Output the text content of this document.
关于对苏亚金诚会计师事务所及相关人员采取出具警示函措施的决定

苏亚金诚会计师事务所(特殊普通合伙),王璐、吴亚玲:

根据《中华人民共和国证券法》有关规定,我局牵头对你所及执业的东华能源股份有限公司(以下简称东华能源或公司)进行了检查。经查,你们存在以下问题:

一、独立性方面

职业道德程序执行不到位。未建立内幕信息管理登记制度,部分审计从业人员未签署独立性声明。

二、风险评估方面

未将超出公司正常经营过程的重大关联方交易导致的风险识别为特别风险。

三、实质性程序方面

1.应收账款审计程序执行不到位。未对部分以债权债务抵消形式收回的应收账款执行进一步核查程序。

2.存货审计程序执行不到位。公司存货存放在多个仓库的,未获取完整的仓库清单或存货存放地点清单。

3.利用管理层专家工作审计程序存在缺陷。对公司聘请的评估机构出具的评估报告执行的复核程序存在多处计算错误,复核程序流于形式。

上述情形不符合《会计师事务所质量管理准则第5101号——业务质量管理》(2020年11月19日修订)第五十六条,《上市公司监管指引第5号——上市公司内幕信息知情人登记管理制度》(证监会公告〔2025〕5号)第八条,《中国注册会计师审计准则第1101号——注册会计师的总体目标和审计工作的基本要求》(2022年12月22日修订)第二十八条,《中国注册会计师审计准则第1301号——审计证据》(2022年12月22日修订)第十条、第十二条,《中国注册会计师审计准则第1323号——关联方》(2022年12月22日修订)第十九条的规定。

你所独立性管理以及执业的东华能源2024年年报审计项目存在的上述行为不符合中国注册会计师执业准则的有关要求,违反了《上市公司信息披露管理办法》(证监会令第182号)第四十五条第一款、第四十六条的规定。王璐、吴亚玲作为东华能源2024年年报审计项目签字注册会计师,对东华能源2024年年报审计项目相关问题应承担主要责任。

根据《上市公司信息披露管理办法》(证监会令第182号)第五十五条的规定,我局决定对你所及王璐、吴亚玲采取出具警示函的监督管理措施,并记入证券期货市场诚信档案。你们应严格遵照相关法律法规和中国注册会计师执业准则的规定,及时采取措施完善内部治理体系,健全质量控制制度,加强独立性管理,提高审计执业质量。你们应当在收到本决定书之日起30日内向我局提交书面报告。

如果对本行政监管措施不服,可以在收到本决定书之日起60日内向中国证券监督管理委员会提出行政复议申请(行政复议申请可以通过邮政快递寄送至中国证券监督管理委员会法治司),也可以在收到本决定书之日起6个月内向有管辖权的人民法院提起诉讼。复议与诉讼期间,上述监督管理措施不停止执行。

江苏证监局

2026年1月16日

▬▬▬▬▬▬

-- Directions --
Lines of the material that contain the word "上市公司信息披露管理办法" are to be gathered.

-- Response to this task --
你所独立性管理以及执业的东华能源2024年年报审计项目存在的上述行为不符合中国注册会计师执业准则的有关要求,违反了《上市公司信息披露管理办法》(证监会令第182号)第四十五条第一款、第四十六条的规定。王璐、吴亚玲作为东华能源2024年年报审计项目签字注册会计师,对东华能源2024年年报审计项目相关问题应承担主要责任。
根据《上市公司信息披露管理办法》(证监会令第182号)第五十五条的规定,我局决定对你所及王璐、吴亚玲采取出具警示函的监督管理措施,并记入证券期货市场诚信档案。你们应严格遵照相关法律法规和中国注册会计师执业准则的规定,及时采取措施完善内部治理体系,健全质量控制制度,加强独立性管理,提高审计执业质量。你们应当在收到本决定书之日起30日内向我局提交书面报告。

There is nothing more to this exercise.